• **Items from a figure collection**:
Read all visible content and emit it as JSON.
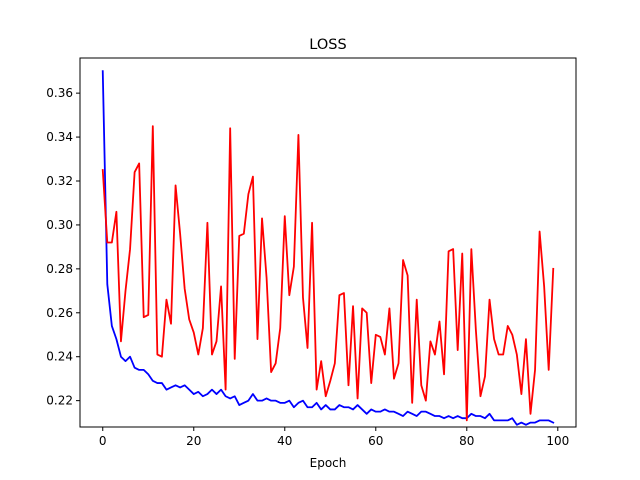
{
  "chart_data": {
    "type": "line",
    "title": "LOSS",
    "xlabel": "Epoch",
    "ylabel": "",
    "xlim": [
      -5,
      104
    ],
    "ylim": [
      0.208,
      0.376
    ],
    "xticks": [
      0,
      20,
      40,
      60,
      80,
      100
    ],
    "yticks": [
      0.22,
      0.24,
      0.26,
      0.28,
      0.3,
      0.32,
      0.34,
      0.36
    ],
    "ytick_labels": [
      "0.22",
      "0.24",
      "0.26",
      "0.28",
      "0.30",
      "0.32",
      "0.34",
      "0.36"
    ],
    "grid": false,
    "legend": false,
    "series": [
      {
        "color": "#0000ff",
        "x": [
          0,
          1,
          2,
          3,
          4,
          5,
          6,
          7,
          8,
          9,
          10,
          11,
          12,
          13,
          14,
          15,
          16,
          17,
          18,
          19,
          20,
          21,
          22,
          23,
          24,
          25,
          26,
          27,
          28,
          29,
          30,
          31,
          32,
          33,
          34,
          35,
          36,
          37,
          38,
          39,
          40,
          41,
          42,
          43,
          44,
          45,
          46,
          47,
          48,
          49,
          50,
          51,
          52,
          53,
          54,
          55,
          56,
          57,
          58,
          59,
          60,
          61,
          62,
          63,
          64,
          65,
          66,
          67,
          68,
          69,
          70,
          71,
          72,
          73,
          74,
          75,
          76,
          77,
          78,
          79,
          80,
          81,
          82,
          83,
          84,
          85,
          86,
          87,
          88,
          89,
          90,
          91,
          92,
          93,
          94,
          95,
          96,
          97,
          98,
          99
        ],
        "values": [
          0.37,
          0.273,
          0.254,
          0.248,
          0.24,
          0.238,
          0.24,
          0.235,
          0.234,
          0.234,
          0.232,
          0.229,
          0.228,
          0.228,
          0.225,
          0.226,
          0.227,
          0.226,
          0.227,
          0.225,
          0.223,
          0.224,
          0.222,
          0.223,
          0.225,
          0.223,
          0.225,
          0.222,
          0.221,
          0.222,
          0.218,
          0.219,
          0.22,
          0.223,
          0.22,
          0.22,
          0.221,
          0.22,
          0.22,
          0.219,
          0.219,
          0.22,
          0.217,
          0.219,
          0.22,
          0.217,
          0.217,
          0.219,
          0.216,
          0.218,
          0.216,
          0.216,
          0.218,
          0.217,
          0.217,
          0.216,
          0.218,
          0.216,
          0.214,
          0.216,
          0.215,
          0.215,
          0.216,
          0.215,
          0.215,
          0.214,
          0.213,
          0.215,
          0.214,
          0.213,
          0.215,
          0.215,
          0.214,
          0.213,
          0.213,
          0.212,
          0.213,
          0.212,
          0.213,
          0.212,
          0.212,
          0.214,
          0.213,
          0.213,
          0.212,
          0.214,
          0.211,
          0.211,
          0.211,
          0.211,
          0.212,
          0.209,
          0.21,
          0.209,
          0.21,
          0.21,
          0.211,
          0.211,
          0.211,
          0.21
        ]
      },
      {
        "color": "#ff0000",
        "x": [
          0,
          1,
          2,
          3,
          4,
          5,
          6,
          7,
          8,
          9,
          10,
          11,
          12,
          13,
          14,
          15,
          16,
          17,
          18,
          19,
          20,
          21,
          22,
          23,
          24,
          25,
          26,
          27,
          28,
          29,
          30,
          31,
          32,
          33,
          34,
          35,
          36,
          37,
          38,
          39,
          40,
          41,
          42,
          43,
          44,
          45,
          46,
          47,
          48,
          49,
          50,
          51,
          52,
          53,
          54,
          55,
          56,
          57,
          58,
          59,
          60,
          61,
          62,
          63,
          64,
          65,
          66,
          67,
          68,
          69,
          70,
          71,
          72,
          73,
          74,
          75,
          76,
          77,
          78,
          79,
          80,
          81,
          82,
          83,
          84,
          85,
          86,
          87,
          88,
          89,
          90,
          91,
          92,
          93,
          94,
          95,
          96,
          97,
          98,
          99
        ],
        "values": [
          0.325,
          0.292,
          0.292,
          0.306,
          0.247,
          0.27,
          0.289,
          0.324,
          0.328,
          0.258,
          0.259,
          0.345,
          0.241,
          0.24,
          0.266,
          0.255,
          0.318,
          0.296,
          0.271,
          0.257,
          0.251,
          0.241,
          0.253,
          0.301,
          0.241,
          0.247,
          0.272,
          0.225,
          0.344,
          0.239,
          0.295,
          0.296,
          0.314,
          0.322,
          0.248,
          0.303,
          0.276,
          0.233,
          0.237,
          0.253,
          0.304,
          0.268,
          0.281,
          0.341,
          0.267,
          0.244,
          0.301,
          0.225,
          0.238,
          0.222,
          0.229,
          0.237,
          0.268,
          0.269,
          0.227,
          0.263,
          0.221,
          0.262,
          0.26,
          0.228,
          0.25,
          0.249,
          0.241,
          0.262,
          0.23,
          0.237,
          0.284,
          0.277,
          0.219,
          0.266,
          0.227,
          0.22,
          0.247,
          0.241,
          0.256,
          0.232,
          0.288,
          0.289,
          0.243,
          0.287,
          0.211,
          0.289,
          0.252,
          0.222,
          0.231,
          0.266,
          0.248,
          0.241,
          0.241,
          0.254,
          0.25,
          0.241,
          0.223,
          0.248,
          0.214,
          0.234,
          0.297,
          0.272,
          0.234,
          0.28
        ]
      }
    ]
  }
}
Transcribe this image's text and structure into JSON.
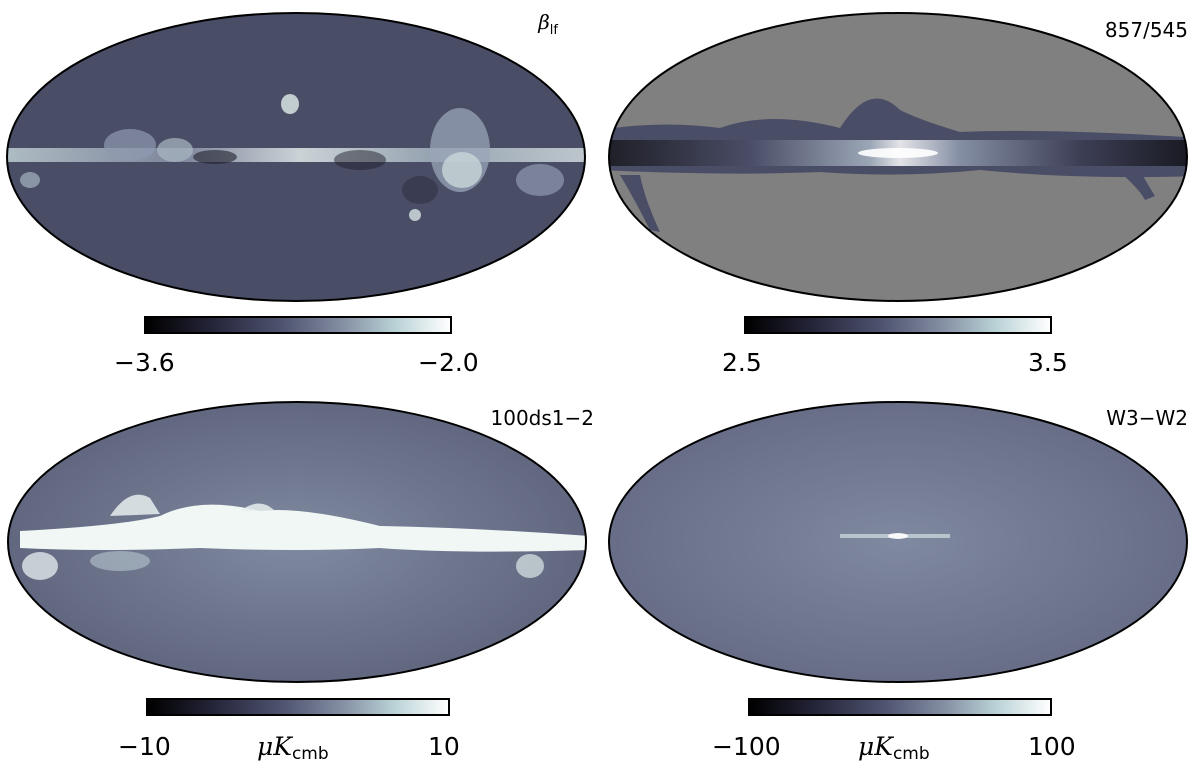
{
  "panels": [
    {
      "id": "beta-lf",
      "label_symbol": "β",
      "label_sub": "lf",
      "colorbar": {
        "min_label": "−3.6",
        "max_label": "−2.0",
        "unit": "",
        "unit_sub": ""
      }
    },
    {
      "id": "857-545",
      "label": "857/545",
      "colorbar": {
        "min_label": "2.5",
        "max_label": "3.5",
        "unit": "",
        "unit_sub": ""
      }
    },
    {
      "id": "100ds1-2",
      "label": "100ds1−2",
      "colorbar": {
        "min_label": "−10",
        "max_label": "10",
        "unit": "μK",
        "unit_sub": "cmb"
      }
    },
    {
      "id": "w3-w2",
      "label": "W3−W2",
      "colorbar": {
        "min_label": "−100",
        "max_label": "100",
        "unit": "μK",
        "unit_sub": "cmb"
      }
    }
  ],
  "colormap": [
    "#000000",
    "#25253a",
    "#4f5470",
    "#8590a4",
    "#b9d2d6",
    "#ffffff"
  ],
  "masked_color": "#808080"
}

• **STATED TASK**:
Pictures are to be left out; all else in the entries above is to be quoted exactly.

• **WRITTEN RESPONSE**:
Read all visible content and emit it as JSON.
{
  "chart_data": {
    "type": "line",
    "title": "LOSS",
    "xlabel": "Epoch",
    "ylabel": "",
    "xlim": [
      -5,
      104
    ],
    "ylim": [
      0.208,
      0.376
    ],
    "xticks": [
      0,
      20,
      40,
      60,
      80,
      100
    ],
    "yticks": [
      0.22,
      0.24,
      0.26,
      0.28,
      0.3,
      0.32,
      0.34,
      0.36
    ],
    "ytick_labels": [
      "0.22",
      "0.24",
      "0.26",
      "0.28",
      "0.30",
      "0.32",
      "0.34",
      "0.36"
    ],
    "grid": false,
    "legend": false,
    "series": [
      {
        "color": "#0000ff",
        "x": [
          0,
          1,
          2,
          3,
          4,
          5,
          6,
          7,
          8,
          9,
          10,
          11,
          12,
          13,
          14,
          15,
          16,
          17,
          18,
          19,
          20,
          21,
          22,
          23,
          24,
          25,
          26,
          27,
          28,
          29,
          30,
          31,
          32,
          33,
          34,
          35,
          36,
          37,
          38,
          39,
          40,
          41,
          42,
          43,
          44,
          45,
          46,
          47,
          48,
          49,
          50,
          51,
          52,
          53,
          54,
          55,
          56,
          57,
          58,
          59,
          60,
          61,
          62,
          63,
          64,
          65,
          66,
          67,
          68,
          69,
          70,
          71,
          72,
          73,
          74,
          75,
          76,
          77,
          78,
          79,
          80,
          81,
          82,
          83,
          84,
          85,
          86,
          87,
          88,
          89,
          90,
          91,
          92,
          93,
          94,
          95,
          96,
          97,
          98,
          99
        ],
        "values": [
          0.37,
          0.273,
          0.254,
          0.248,
          0.24,
          0.238,
          0.24,
          0.235,
          0.234,
          0.234,
          0.232,
          0.229,
          0.228,
          0.228,
          0.225,
          0.226,
          0.227,
          0.226,
          0.227,
          0.225,
          0.223,
          0.224,
          0.222,
          0.223,
          0.225,
          0.223,
          0.225,
          0.222,
          0.221,
          0.222,
          0.218,
          0.219,
          0.22,
          0.223,
          0.22,
          0.22,
          0.221,
          0.22,
          0.22,
          0.219,
          0.219,
          0.22,
          0.217,
          0.219,
          0.22,
          0.217,
          0.217,
          0.219,
          0.216,
          0.218,
          0.216,
          0.216,
          0.218,
          0.217,
          0.217,
          0.216,
          0.218,
          0.216,
          0.214,
          0.216,
          0.215,
          0.215,
          0.216,
          0.215,
          0.215,
          0.214,
          0.213,
          0.215,
          0.214,
          0.213,
          0.215,
          0.215,
          0.214,
          0.213,
          0.213,
          0.212,
          0.213,
          0.212,
          0.213,
          0.212,
          0.212,
          0.214,
          0.213,
          0.213,
          0.212,
          0.214,
          0.211,
          0.211,
          0.211,
          0.211,
          0.212,
          0.209,
          0.21,
          0.209,
          0.21,
          0.21,
          0.211,
          0.211,
          0.211,
          0.21
        ]
      },
      {
        "color": "#ff0000",
        "x": [
          0,
          1,
          2,
          3,
          4,
          5,
          6,
          7,
          8,
          9,
          10,
          11,
          12,
          13,
          14,
          15,
          16,
          17,
          18,
          19,
          20,
          21,
          22,
          23,
          24,
          25,
          26,
          27,
          28,
          29,
          30,
          31,
          32,
          33,
          34,
          35,
          36,
          37,
          38,
          39,
          40,
          41,
          42,
          43,
          44,
          45,
          46,
          47,
          48,
          49,
          50,
          51,
          52,
          53,
          54,
          55,
          56,
          57,
          58,
          59,
          60,
          61,
          62,
          63,
          64,
          65,
          66,
          67,
          68,
          69,
          70,
          71,
          72,
          73,
          74,
          75,
          76,
          77,
          78,
          79,
          80,
          81,
          82,
          83,
          84,
          85,
          86,
          87,
          88,
          89,
          90,
          91,
          92,
          93,
          94,
          95,
          96,
          97,
          98,
          99
        ],
        "values": [
          0.325,
          0.292,
          0.292,
          0.306,
          0.247,
          0.27,
          0.289,
          0.324,
          0.328,
          0.258,
          0.259,
          0.345,
          0.241,
          0.24,
          0.266,
          0.255,
          0.318,
          0.296,
          0.271,
          0.257,
          0.251,
          0.241,
          0.253,
          0.301,
          0.241,
          0.247,
          0.272,
          0.225,
          0.344,
          0.239,
          0.295,
          0.296,
          0.314,
          0.322,
          0.248,
          0.303,
          0.276,
          0.233,
          0.237,
          0.253,
          0.304,
          0.268,
          0.281,
          0.341,
          0.267,
          0.244,
          0.301,
          0.225,
          0.238,
          0.222,
          0.229,
          0.237,
          0.268,
          0.269,
          0.227,
          0.263,
          0.221,
          0.262,
          0.26,
          0.228,
          0.25,
          0.249,
          0.241,
          0.262,
          0.23,
          0.237,
          0.284,
          0.277,
          0.219,
          0.266,
          0.227,
          0.22,
          0.247,
          0.241,
          0.256,
          0.232,
          0.288,
          0.289,
          0.243,
          0.287,
          0.211,
          0.289,
          0.252,
          0.222,
          0.231,
          0.266,
          0.248,
          0.241,
          0.241,
          0.254,
          0.25,
          0.241,
          0.223,
          0.248,
          0.214,
          0.234,
          0.297,
          0.272,
          0.234,
          0.28
        ]
      }
    ]
  }
}
Transcribe this image's text and structure into JSON.
{
  "panels": [
    {
      "id": "beta-lf",
      "label_symbol": "β",
      "label_sub": "lf",
      "colorbar": {
        "min_label": "−3.6",
        "max_label": "−2.0",
        "unit": "",
        "unit_sub": ""
      }
    },
    {
      "id": "857-545",
      "label": "857/545",
      "colorbar": {
        "min_label": "2.5",
        "max_label": "3.5",
        "unit": "",
        "unit_sub": ""
      }
    },
    {
      "id": "100ds1-2",
      "label": "100ds1−2",
      "colorbar": {
        "min_label": "−10",
        "max_label": "10",
        "unit": "μK",
        "unit_sub": "cmb"
      }
    },
    {
      "id": "w3-w2",
      "label": "W3−W2",
      "colorbar": {
        "min_label": "−100",
        "max_label": "100",
        "unit": "μK",
        "unit_sub": "cmb"
      }
    }
  ],
  "colormap": [
    "#000000",
    "#25253a",
    "#4f5470",
    "#8590a4",
    "#b9d2d6",
    "#ffffff"
  ],
  "masked_color": "#808080"
}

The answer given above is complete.